Retype the rows from the very first line down to the line containing "more prone to endocarditis: Bicuspid", including both, and copy every character without change.

[START RECORDED INFORMATION]

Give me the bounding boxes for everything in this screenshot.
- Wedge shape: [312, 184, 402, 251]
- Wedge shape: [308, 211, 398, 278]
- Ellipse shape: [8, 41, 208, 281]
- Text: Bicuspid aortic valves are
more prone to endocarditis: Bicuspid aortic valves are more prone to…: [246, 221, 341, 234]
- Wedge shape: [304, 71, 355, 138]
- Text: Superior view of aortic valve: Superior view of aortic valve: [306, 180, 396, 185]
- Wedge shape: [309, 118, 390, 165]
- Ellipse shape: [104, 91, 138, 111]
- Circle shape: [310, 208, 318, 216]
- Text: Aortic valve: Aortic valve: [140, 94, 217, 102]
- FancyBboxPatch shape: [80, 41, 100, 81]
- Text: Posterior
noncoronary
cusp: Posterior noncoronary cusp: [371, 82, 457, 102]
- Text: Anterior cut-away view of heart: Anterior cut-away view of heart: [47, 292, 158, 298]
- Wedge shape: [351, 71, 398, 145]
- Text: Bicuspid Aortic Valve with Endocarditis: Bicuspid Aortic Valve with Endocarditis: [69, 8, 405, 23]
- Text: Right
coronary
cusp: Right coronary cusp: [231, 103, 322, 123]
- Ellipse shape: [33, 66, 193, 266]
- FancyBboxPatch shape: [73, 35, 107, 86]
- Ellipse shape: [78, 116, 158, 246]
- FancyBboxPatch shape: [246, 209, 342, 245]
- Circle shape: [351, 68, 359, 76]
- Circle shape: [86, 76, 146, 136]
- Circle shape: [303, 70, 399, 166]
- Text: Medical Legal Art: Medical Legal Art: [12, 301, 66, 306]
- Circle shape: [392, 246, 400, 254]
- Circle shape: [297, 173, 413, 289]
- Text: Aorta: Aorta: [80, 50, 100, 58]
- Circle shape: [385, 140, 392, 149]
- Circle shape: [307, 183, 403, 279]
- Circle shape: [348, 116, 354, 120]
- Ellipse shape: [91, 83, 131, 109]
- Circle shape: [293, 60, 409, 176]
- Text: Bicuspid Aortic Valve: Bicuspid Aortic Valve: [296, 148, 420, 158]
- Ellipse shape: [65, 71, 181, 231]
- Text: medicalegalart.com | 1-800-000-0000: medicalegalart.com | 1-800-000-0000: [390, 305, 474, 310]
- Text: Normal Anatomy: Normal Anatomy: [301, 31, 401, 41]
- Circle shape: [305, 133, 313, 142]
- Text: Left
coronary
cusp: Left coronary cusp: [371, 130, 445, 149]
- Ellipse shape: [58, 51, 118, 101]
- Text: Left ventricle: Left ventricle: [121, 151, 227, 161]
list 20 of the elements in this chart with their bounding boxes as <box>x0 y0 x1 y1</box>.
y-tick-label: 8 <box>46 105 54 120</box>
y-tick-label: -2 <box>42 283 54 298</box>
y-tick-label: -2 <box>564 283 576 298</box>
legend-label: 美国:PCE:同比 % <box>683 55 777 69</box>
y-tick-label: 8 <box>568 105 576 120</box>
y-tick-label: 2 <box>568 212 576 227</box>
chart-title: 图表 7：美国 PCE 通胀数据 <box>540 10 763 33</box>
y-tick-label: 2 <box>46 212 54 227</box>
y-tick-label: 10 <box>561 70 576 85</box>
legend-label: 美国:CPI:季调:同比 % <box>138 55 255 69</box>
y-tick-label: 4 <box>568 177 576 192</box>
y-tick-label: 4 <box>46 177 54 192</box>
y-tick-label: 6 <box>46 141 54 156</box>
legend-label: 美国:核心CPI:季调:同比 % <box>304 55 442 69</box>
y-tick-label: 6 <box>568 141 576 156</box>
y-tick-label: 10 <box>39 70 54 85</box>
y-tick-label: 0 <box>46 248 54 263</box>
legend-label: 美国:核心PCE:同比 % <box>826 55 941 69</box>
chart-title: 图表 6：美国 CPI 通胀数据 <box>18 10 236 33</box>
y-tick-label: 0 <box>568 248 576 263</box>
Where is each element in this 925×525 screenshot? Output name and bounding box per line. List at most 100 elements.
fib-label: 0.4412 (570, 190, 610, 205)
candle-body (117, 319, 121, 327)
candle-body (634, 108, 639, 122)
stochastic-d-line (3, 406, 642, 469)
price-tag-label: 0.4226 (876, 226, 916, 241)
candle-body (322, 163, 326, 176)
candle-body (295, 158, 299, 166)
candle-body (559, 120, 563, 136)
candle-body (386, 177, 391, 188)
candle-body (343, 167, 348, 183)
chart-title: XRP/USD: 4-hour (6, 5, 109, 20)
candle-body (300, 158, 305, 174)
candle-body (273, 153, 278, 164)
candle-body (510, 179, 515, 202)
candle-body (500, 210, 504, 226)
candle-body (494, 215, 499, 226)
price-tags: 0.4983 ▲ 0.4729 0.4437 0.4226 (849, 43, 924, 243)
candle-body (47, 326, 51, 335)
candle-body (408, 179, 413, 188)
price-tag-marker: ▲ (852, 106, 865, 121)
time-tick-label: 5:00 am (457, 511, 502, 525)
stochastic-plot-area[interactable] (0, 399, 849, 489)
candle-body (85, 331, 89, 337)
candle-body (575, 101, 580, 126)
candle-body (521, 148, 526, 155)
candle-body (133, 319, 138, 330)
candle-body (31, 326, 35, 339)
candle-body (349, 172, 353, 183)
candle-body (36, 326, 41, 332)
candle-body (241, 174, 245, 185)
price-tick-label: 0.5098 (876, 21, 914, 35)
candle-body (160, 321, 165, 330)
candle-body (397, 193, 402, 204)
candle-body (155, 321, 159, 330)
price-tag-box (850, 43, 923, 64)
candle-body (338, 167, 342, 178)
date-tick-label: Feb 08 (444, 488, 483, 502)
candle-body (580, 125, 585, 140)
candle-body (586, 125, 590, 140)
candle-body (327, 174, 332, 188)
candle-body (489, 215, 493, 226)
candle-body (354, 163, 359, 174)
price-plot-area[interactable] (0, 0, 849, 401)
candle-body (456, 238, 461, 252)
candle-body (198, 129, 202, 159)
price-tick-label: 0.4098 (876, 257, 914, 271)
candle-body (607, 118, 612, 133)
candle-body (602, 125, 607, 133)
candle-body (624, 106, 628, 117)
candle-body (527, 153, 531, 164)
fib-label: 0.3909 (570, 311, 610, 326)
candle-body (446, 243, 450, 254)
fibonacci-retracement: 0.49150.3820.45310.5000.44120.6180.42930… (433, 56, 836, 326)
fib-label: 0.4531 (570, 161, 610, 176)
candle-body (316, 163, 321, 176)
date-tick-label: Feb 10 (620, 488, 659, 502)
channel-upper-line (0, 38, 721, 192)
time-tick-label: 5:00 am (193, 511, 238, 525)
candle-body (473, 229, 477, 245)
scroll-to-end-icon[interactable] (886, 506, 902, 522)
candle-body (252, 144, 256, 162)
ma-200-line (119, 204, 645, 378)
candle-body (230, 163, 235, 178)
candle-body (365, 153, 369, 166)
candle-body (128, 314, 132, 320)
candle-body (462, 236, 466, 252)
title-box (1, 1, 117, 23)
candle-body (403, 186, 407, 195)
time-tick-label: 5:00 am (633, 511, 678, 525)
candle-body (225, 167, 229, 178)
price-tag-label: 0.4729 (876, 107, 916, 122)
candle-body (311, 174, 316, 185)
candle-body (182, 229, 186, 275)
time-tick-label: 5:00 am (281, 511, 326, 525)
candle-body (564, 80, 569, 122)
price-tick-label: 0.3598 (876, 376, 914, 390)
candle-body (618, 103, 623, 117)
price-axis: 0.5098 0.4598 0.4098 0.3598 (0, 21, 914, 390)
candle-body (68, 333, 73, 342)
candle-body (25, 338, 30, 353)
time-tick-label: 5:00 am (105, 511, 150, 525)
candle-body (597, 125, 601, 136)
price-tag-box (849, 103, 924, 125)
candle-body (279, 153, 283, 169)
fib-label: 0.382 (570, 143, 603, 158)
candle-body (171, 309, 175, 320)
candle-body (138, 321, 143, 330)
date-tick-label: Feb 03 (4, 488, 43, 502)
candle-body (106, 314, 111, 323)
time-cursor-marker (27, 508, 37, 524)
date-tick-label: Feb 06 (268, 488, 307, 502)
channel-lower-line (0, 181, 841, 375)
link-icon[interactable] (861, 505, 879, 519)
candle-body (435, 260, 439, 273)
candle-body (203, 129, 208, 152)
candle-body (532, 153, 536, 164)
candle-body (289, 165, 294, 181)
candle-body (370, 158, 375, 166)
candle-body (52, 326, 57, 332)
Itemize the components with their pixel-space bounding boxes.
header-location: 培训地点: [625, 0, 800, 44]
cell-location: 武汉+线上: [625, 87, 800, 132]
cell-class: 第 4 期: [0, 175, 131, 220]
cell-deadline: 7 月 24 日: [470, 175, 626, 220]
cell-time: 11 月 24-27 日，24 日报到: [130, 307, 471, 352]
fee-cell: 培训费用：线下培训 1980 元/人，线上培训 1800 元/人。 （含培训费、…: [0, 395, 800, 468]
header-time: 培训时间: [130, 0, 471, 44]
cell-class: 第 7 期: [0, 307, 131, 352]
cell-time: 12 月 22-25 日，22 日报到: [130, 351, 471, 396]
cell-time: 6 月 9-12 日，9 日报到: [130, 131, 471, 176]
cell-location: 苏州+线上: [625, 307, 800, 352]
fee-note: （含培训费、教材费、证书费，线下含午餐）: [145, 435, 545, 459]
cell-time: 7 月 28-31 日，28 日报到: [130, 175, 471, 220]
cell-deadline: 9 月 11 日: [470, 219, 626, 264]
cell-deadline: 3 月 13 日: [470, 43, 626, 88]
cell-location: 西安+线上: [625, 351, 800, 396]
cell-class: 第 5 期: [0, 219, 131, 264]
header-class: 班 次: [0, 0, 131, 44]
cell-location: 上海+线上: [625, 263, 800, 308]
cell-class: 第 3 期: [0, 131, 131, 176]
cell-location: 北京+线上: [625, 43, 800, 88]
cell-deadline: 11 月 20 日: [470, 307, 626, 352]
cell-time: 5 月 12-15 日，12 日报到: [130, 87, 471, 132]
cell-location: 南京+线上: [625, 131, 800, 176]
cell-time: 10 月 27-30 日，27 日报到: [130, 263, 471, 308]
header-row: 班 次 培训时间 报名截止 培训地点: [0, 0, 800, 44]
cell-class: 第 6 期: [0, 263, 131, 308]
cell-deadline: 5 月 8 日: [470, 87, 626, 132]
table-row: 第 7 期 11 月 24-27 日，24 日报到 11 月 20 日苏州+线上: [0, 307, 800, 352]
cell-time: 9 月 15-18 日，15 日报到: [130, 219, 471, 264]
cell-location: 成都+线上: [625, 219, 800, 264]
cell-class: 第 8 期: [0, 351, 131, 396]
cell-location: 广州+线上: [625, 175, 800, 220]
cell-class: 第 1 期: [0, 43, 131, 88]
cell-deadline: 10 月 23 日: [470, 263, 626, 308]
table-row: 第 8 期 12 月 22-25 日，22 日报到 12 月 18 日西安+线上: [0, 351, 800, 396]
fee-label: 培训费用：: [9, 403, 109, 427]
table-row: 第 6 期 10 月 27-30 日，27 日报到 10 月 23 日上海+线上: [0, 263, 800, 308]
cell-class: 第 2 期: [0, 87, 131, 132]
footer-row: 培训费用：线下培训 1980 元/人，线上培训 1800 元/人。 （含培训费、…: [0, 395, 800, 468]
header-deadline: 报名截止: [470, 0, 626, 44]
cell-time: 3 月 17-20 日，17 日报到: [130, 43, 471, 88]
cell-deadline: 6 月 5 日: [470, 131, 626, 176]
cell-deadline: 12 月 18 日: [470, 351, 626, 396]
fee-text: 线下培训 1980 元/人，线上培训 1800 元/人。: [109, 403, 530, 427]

[END RECORDED INFORMATION]

* FINISHED TASK:
Give me the bounding boxes for everything in this screenshot.
- Wedge shape: [312, 184, 402, 251]
- Wedge shape: [308, 211, 398, 278]
- Ellipse shape: [8, 41, 208, 281]
- Text: Bicuspid aortic valves are
more prone to endocarditis: Bicuspid aortic valves are more prone to…: [246, 221, 341, 234]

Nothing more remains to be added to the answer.